_The data:_

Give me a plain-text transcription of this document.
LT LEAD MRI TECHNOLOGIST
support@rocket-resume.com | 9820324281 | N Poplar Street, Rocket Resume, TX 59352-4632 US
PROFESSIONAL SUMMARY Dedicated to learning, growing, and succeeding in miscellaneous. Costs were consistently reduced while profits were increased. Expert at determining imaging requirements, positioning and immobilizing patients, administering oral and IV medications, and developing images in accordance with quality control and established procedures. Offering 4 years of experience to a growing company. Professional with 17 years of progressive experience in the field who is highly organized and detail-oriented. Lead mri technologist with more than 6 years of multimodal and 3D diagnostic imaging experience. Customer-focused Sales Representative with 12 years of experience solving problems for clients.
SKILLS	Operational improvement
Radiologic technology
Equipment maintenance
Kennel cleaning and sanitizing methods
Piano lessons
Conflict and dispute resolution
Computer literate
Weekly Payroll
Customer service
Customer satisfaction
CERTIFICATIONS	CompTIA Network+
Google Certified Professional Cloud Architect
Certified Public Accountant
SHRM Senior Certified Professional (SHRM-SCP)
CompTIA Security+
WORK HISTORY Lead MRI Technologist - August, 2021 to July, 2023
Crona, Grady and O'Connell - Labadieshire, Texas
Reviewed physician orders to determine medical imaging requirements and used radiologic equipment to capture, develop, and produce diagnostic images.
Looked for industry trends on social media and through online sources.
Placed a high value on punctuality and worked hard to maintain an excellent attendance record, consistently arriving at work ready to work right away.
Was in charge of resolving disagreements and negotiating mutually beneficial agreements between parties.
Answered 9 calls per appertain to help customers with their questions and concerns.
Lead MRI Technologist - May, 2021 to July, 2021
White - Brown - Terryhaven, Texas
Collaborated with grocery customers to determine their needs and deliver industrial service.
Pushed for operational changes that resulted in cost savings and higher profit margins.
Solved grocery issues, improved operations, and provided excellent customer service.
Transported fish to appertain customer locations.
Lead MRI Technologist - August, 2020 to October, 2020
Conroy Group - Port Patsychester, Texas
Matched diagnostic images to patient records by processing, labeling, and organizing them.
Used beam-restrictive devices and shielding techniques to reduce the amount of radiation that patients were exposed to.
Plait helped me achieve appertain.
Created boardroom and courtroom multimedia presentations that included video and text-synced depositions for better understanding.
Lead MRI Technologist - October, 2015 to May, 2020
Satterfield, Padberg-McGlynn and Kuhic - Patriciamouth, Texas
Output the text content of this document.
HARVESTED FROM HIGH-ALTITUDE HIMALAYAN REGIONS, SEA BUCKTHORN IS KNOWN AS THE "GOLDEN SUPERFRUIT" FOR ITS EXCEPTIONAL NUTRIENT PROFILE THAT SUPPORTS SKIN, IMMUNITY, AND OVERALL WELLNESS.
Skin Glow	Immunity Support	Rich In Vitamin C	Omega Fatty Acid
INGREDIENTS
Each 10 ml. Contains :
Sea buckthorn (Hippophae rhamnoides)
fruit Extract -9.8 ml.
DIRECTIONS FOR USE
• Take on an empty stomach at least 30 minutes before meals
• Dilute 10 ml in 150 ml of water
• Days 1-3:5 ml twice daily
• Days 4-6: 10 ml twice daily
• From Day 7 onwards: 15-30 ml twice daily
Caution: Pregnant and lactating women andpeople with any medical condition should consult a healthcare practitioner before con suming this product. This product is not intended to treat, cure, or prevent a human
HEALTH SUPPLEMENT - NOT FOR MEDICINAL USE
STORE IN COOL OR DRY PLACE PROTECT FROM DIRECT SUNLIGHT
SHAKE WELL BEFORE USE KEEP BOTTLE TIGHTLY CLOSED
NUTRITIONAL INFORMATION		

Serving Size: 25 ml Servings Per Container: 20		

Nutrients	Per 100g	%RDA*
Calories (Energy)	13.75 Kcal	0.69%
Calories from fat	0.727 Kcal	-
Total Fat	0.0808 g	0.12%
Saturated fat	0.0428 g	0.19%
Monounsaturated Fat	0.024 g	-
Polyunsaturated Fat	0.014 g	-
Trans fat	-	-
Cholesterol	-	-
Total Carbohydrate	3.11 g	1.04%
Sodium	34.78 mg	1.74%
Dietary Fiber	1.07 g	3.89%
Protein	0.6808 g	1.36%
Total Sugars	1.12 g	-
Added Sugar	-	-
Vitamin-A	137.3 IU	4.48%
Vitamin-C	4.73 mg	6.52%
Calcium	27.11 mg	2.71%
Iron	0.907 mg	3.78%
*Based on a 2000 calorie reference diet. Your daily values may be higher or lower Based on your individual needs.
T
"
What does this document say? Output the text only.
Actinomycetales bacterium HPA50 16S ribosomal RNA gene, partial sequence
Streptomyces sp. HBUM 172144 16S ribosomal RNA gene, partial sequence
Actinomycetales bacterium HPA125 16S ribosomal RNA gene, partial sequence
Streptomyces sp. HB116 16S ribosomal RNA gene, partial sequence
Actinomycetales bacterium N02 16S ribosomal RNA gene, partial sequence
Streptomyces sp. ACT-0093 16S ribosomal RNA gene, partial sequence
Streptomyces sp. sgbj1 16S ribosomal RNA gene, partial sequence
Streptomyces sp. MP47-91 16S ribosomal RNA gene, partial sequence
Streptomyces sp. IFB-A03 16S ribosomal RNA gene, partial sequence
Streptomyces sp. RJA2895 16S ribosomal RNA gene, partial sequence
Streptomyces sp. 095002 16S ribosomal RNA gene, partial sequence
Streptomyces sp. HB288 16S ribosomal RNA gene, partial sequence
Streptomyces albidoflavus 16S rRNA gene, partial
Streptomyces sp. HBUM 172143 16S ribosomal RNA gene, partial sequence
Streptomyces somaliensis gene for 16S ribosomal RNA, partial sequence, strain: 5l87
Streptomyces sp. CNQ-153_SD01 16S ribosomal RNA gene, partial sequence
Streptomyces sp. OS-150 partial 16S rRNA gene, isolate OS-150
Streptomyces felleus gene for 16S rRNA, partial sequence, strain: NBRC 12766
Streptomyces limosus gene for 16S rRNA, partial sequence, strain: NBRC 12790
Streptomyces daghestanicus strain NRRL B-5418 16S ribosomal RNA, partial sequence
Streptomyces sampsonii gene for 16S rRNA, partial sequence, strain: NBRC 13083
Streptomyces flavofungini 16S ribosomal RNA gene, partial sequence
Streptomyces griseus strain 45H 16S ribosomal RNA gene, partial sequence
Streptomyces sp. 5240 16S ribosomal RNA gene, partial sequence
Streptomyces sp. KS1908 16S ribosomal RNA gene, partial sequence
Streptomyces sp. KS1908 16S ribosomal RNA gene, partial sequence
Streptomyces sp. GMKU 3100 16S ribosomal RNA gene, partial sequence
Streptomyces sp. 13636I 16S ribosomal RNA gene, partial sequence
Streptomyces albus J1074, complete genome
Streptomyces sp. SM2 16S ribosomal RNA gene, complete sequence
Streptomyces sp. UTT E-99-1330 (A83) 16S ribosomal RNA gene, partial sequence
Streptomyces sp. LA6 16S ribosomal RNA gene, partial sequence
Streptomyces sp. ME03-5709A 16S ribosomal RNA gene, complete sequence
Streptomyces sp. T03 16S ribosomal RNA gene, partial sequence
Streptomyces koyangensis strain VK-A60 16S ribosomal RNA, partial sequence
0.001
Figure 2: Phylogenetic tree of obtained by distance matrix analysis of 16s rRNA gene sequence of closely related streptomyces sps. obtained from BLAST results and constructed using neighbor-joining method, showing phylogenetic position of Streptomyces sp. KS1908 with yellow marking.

_Task requirements:_
Return the records in their entirety. Keep every character as it is.

_Answer box:_
Give me a plain-text transcription of this document.
LT LEAD MRI TECHNOLOGIST
support@rocket-resume.com | 9820324281 | N Poplar Street, Rocket Resume, TX 59352-4632 US
PROFESSIONAL SUMMARY Dedicated to learning, growing, and succeeding in miscellaneous. Costs were consistently reduced while profits were increased. Expert at determining imaging requirements, positioning and immobilizing patients, administering oral and IV medications, and developing images in accordance with quality control and established procedures. Offering 4 years of experience to a growing company. Professional with 17 years of progressive experience in the field who is highly organized and detail-oriented. Lead mri technologist with more than 6 years of multimodal and 3D diagnostic imaging experience. Customer-focused Sales Representative with 12 years of experience solving problems for clients.
SKILLS	Operational improvement
Radiologic technology
Equipment maintenance
Kennel cleaning and sanitizing methods
Piano lessons
Conflict and dispute resolution
Computer literate
Weekly Payroll
Customer service
Customer satisfaction
CERTIFICATIONS	CompTIA Network+
Google Certified Professional Cloud Architect
Certified Public Accountant
SHRM Senior Certified Professional (SHRM-SCP)
CompTIA Security+
WORK HISTORY Lead MRI Technologist - August, 2021 to July, 2023
Crona, Grady and O'Connell - Labadieshire, Texas
Reviewed physician orders to determine medical imaging requirements and used radiologic equipment to capture, develop, and produce diagnostic images.
Looked for industry trends on social media and through online sources.
Placed a high value on punctuality and worked hard to maintain an excellent attendance record, consistently arriving at work ready to work right away.
Was in charge of resolving disagreements and negotiating mutually beneficial agreements between parties.
Answered 9 calls per appertain to help customers with their questions and concerns.
Lead MRI Technologist - May, 2021 to July, 2021
White - Brown - Terryhaven, Texas
Collaborated with grocery customers to determine their needs and deliver industrial service.
Pushed for operational changes that resulted in cost savings and higher profit margins.
Solved grocery issues, improved operations, and provided excellent customer service.
Transported fish to appertain customer locations.
Lead MRI Technologist - August, 2020 to October, 2020
Conroy Group - Port Patsychester, Texas
Matched diagnostic images to patient records by processing, labeling, and organizing them.
Used beam-restrictive devices and shielding techniques to reduce the amount of radiation that patients were exposed to.
Plait helped me achieve appertain.
Created boardroom and courtroom multimedia presentations that included video and text-synced depositions for better understanding.
Lead MRI Technologist - October, 2015 to May, 2020
Satterfield, Padberg-McGlynn and Kuhic - Patriciamouth, Texas
Output the text content of this document.
HARVESTED FROM HIGH-ALTITUDE HIMALAYAN REGIONS, SEA BUCKTHORN IS KNOWN AS THE "GOLDEN SUPERFRUIT" FOR ITS EXCEPTIONAL NUTRIENT PROFILE THAT SUPPORTS SKIN, IMMUNITY, AND OVERALL WELLNESS.
Skin Glow	Immunity Support	Rich In Vitamin C	Omega Fatty Acid
INGREDIENTS
Each 10 ml. Contains :
Sea buckthorn (Hippophae rhamnoides)
fruit Extract -9.8 ml.
DIRECTIONS FOR USE
• Take on an empty stomach at least 30 minutes before meals
• Dilute 10 ml in 150 ml of water
• Days 1-3:5 ml twice daily
• Days 4-6: 10 ml twice daily
• From Day 7 onwards: 15-30 ml twice daily
Caution: Pregnant and lactating women andpeople with any medical condition should consult a healthcare practitioner before con suming this product. This product is not intended to treat, cure, or prevent a human
HEALTH SUPPLEMENT - NOT FOR MEDICINAL USE
STORE IN COOL OR DRY PLACE PROTECT FROM DIRECT SUNLIGHT
SHAKE WELL BEFORE USE KEEP BOTTLE TIGHTLY CLOSED
NUTRITIONAL INFORMATION		

Serving Size: 25 ml Servings Per Container: 20		

Nutrients	Per 100g	%RDA*
Calories (Energy)	13.75 Kcal	0.69%
Calories from fat	0.727 Kcal	-
Total Fat	0.0808 g	0.12%
Saturated fat	0.0428 g	0.19%
Monounsaturated Fat	0.024 g	-
Polyunsaturated Fat	0.014 g	-
Trans fat	-	-
Cholesterol	-	-
Total Carbohydrate	3.11 g	1.04%
Sodium	34.78 mg	1.74%
Dietary Fiber	1.07 g	3.89%
Protein	0.6808 g	1.36%
Total Sugars	1.12 g	-
Added Sugar	-	-
Vitamin-A	137.3 IU	4.48%
Vitamin-C	4.73 mg	6.52%
Calcium	27.11 mg	2.71%
Iron	0.907 mg	3.78%
*Based on a 2000 calorie reference diet. Your daily values may be higher or lower Based on your individual needs.
T
"
What does this document say? Output the text only.
Actinomycetales bacterium HPA50 16S ribosomal RNA gene, partial sequence
Streptomyces sp. HBUM 172144 16S ribosomal RNA gene, partial sequence
Actinomycetales bacterium HPA125 16S ribosomal RNA gene, partial sequence
Streptomyces sp. HB116 16S ribosomal RNA gene, partial sequence
Actinomycetales bacterium N02 16S ribosomal RNA gene, partial sequence
Streptomyces sp. ACT-0093 16S ribosomal RNA gene, partial sequence
Streptomyces sp. sgbj1 16S ribosomal RNA gene, partial sequence
Streptomyces sp. MP47-91 16S ribosomal RNA gene, partial sequence
Streptomyces sp. IFB-A03 16S ribosomal RNA gene, partial sequence
Streptomyces sp. RJA2895 16S ribosomal RNA gene, partial sequence
Streptomyces sp. 095002 16S ribosomal RNA gene, partial sequence
Streptomyces sp. HB288 16S ribosomal RNA gene, partial sequence
Streptomyces albidoflavus 16S rRNA gene, partial
Streptomyces sp. HBUM 172143 16S ribosomal RNA gene, partial sequence
Streptomyces somaliensis gene for 16S ribosomal RNA, partial sequence, strain: 5l87
Streptomyces sp. CNQ-153_SD01 16S ribosomal RNA gene, partial sequence
Streptomyces sp. OS-150 partial 16S rRNA gene, isolate OS-150
Streptomyces felleus gene for 16S rRNA, partial sequence, strain: NBRC 12766
Streptomyces limosus gene for 16S rRNA, partial sequence, strain: NBRC 12790
Streptomyces daghestanicus strain NRRL B-5418 16S ribosomal RNA, partial sequence
Streptomyces sampsonii gene for 16S rRNA, partial sequence, strain: NBRC 13083
Streptomyces flavofungini 16S ribosomal RNA gene, partial sequence
Streptomyces griseus strain 45H 16S ribosomal RNA gene, partial sequence
Streptomyces sp. 5240 16S ribosomal RNA gene, partial sequence
Streptomyces sp. KS1908 16S ribosomal RNA gene, partial sequence
Streptomyces sp. KS1908 16S ribosomal RNA gene, partial sequence
Streptomyces sp. GMKU 3100 16S ribosomal RNA gene, partial sequence
Streptomyces sp. 13636I 16S ribosomal RNA gene, partial sequence
Streptomyces albus J1074, complete genome
Streptomyces sp. SM2 16S ribosomal RNA gene, complete sequence
Streptomyces sp. UTT E-99-1330 (A83) 16S ribosomal RNA gene, partial sequence
Streptomyces sp. LA6 16S ribosomal RNA gene, partial sequence
Streptomyces sp. ME03-5709A 16S ribosomal RNA gene, complete sequence
Streptomyces sp. T03 16S ribosomal RNA gene, partial sequence
Streptomyces koyangensis strain VK-A60 16S ribosomal RNA, partial sequence
0.001
Figure 2: Phylogenetic tree of obtained by distance matrix analysis of 16s rRNA gene sequence of closely related streptomyces sps. obtained from BLAST results and constructed using neighbor-joining method, showing phylogenetic position of Streptomyces sp. KS1908 with yellow marking.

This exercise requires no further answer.